Oxidative stress and altered mitochondrial dynamics in neurodegenerative processes

Aims: Mitochondria are very dynamic organelles. Mitochondrial dynamics (alternation of fission/fusion cycles and their axonal transport) and biogenesis are crucial for neuronal homeostasis and synaptic function; moreover, alteration of the balance between fission and fusion can determine the fate of neuronal cells. Fission processes require the intervention of Fis1 and the active form of Drp1, whereas fusion is primarily regulated by Opa1 and Mfn1/2. We here focused on correlation between oxidative stress and mitochondrial dynamics and biogenesis. Materials and Methods: We compared the effect of hydrogen peroxide and Rotenone (a neurotoxin that inhibits the Complex-I of electrons transport chain), on primary cortical neurons or models of neurodegeneration based on neuroblastoma or PC12 cells. Protein levels and distribution (cytoplasm, mitochondria or nuclei) were assessed by western blots and immunofluorescence imaging. Results: Exposure of neurons or neuroblastoma to Rotenone determined a dose-dependent (200-400-800 nM) decrease of P-Drp1 and a biphasic trend of Opa1 and Mfn2 in a time-dependent manner (1-3-6-24h). In PC12 cells, alterations of mitochondrial proteins in response to hydrogen peroxide was paralleled by differential distribution (cytoplasm/nuclei) of oxidative-stress sensors (DJ-1, Nrf2) and proteins regulating mitochondrial biogenesis (mtTFAM and PGC1a), while determining a dose- and time-dependent increase of ROS and ATP depletion. Interestingly, human fibroblasts showed similar changes in response to rotenone but a different trend in response to Amyloid-beta oligomers. Discussion/Conclusions: These studies suggest 1) the existence of a complex cross-talk underlying mitochondrial dynamics and biogenesis, 2) alteration of mitochondrial dynamic proteins as biomarkers of mitochondrial dysfunction in neurodegenerative processes.

Data extract —
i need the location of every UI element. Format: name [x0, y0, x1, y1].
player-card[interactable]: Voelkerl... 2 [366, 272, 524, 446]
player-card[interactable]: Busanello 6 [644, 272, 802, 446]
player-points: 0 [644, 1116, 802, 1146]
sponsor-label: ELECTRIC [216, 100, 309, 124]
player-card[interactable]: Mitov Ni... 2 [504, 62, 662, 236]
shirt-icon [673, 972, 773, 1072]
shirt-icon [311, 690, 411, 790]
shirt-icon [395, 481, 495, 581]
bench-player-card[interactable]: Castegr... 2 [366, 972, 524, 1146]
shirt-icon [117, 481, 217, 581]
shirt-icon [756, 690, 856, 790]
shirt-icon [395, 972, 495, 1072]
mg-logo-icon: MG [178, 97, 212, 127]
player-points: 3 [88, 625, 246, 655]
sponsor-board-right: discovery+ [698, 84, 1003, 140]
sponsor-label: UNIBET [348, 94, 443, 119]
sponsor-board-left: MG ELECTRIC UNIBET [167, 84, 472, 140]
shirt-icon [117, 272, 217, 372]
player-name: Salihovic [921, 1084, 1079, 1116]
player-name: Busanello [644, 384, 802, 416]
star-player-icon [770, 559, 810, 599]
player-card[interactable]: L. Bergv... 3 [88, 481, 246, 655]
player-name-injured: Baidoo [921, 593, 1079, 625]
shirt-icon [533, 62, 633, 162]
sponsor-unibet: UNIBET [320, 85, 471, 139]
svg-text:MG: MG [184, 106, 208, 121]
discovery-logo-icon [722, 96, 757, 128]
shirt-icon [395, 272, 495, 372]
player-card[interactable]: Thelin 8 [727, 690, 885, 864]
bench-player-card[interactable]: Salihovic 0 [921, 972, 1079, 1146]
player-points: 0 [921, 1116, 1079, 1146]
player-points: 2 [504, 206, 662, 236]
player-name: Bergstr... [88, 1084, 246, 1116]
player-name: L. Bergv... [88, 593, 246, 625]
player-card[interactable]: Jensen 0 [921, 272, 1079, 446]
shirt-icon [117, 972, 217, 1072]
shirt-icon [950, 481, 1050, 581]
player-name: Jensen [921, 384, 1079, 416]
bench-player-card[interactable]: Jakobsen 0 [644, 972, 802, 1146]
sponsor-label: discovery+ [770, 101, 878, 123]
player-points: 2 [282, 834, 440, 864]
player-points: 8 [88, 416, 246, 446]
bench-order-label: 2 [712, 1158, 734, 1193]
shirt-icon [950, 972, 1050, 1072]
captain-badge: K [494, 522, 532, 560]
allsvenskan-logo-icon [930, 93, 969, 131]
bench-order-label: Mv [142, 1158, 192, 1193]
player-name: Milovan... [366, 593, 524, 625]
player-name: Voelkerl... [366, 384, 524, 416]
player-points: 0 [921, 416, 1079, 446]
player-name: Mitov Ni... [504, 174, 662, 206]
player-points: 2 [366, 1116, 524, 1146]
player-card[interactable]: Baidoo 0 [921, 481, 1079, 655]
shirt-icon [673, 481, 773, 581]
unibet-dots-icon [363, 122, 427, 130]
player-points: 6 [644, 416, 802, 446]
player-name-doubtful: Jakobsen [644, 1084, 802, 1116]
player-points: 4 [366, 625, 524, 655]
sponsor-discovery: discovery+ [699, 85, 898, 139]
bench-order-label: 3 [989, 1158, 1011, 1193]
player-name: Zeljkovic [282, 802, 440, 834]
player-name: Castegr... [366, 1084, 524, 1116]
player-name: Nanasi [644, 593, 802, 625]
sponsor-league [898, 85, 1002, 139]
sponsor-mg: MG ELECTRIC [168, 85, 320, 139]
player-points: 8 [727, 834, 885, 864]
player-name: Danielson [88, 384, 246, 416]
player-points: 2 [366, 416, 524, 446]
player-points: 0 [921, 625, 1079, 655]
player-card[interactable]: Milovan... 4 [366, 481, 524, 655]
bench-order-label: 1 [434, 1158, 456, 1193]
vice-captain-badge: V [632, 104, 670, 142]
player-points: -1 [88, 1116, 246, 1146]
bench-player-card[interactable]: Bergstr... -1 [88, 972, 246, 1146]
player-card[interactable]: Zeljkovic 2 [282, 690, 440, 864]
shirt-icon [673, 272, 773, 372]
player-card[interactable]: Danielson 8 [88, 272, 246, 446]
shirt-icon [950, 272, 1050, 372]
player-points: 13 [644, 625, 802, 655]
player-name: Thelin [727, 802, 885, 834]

Assignment — Please name the proteins that, according to the abstract above on oxidative stress and mitochondrial dynamics, primarily regulate mitochondrial fusion.

Your solution — Opa1 and Mfn1/2.